:: Objectives ::
[1] Answer these questions from the article on the minimum wage and automation:
(a) What share of American workers belonged to a union in 2018, according to the Bureau of Labor Statistics?
(b) For how long has Townsend been active with the Fight for $15?
(c) What role did Guzzardi have for the bill?
[2] For each statement, decide whether the article on the minimum wage and automation supports it, and quote the words that settle it:
(a) Guzzardi blames the wage increase for automation.
(b) Townsend currently receives maternity leave.
(c) Union membership among American workers in 2018 was about half of what it was in 1983.
[3] Reproduce word for word the part of the article on the minimum wage and automation that begins at the words "Noting that automation" and stops after "the economy changes.".

:: Text passage ::

As the minimum wage increases and corporate costs rise, a 2017 study suggests that automation could jeopardize the security of many jobs. Guzzardi does not see the wage increase as the cause.“
Automation is happening no matter what, irrespective of the minimum wage,” said Guzzardi, the bill’s house sponsor, saying the increased wage will be transformational for people in Illinois.Pointing to the shortcomings of automation, Townsend said,
“I don’t think we’re going to be fired or replaced [by automated kiosks].”“The machine cannot interact with the customers,” said Townsend, mentioning the relationships employees have with regular customers.
Townsend, who has been active with the Fight for $15 for three years, sees organizing as the key. “We come together as one,” said Townsend, “and eventually, we will have our union.”
In 2018, only 10.5 percent of American workers were members of a union, according to the Bureau of Labor Statistics, about half as many as in 1983.
For Townsend, a union would mean security and could bring health insurance and maternity leave, benefits she does not currently receive.
For Guzzardi, the question brought about by automation is larger: “How do we structure an economy that shares the advantages of that automation with working people?”
The Questions
“The questions that we think faces the country are questions which are much deeper than civil rights. They’re questions which go very much to the bottom of mankind, and of people. They’re questions which have repercussions in terms of our whole international affairs and relations. They’re questions which go to the very root of our society. What kind of society will we be, what kind of a people will be?”Bob Moses
Guzzardi framed the question another way, “How do we structure an economy that distributes the benefits of automation in a fair way to every one throughout the economy?”
Noting that automation could be positive as people have to do less work, Guzzardi said, “The [economic] benefits of automation are only adhering right now to the folks at the very top, to the folks in the ownership.”
“We can’t get into a downward competition between human beings and machines for labor costs,” said Guzzardi.
For the activists that campaigned for the increased wage, the organizing work continues in the fight for a union.
“We will have our union,” said Townsend, “I have no doubt in my mind.”
For the legislators that worked to pass the bill, the challenges continue as the economy changes.
“[Automation] is a really important challenge that we’re facing in the American economy,” said Guzzardi, “and one that we’re going to have to grapple with over the next years and decades.”

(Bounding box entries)
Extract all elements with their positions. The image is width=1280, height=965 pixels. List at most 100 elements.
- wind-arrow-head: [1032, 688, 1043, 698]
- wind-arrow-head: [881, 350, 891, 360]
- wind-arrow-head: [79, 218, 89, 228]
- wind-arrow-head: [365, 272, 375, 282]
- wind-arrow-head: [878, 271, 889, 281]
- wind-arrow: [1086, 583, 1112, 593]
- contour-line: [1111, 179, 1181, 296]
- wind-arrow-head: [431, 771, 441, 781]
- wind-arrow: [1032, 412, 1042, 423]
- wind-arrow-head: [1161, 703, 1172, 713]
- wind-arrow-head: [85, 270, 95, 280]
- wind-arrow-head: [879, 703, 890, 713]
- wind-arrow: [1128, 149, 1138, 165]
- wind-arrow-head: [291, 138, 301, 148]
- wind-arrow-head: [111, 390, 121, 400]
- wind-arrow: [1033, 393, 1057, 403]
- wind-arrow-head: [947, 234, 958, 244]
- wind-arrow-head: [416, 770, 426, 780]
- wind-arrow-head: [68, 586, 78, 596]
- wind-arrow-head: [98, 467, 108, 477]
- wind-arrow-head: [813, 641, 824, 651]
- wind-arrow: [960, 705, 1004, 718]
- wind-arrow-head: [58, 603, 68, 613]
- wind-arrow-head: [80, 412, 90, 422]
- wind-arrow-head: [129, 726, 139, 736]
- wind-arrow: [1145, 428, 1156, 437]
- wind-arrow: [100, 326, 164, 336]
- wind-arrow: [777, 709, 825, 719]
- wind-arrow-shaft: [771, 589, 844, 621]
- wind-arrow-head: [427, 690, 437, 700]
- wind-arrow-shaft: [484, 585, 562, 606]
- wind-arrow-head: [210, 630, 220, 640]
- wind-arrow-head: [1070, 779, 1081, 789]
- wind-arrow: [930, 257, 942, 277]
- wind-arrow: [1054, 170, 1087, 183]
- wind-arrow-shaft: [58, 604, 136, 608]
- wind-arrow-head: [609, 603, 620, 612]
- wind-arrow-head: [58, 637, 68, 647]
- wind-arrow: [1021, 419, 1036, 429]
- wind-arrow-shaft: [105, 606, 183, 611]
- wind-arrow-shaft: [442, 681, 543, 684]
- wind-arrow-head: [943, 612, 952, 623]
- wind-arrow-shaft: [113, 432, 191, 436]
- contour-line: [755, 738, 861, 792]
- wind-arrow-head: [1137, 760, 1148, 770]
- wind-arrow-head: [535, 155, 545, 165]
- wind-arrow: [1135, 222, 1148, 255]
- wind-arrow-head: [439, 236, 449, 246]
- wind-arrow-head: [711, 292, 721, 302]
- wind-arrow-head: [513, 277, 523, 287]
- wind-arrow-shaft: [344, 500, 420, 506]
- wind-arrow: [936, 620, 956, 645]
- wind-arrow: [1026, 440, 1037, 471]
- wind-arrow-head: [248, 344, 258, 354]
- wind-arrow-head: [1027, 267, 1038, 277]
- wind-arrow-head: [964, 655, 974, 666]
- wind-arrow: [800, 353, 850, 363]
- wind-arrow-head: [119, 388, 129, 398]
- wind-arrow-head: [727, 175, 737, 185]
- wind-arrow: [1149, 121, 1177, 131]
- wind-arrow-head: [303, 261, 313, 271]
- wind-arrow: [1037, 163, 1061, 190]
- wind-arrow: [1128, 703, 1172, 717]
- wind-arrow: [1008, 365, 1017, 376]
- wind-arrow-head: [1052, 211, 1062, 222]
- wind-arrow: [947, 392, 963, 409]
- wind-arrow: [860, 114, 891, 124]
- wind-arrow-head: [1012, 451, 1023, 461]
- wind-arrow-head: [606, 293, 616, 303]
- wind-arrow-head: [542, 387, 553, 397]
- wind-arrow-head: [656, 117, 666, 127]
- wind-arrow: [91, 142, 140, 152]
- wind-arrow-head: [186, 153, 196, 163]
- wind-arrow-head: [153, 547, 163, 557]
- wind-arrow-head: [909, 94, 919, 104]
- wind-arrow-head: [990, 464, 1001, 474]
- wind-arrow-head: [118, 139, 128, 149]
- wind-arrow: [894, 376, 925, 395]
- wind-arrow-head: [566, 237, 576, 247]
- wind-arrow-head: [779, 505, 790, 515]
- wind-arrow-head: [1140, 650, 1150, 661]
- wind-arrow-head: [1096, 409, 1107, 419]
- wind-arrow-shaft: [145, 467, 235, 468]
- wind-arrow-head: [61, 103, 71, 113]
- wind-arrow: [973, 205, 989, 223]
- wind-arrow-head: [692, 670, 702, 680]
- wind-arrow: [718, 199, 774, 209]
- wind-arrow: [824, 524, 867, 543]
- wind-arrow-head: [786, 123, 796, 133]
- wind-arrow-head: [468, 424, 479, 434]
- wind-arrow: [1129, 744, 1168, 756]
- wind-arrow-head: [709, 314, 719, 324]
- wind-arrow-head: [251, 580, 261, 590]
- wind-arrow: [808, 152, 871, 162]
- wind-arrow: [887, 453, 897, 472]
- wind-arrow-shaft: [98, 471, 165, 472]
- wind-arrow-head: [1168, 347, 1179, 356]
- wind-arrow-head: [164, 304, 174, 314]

:: Written responses ::
[1]
(a) 10.5 percent
(b) Three years
(c) He was the bill's house sponsor.

[2]
(a) No: "Guzzardi does not see the wage increase as the cause."
(b) No: "could bring health insurance and maternity leave, benefits she does not currently receive."
(c) Yes: "only 10.5 percent of American workers were members of a union, according to the Bureau of Labor Statistics, about half as many as in 1983."

[3]
Noting that automation could be positive as people have to do less work, Guzzardi said, “The [economic] benefits of automation are only adhering right now to the folks at the very top, to the folks in the ownership.”
“We can’t get into a downward competition between human beings and machines for labor costs,” said Guzzardi.
For the activists that campaigned for the increased wage, the organizing work continues in the fight for a union.
“We will have our union,” said Townsend, “I have no doubt in my mind.”
For the legislators that worked to pass the bill, the challenges continue as the economy changes.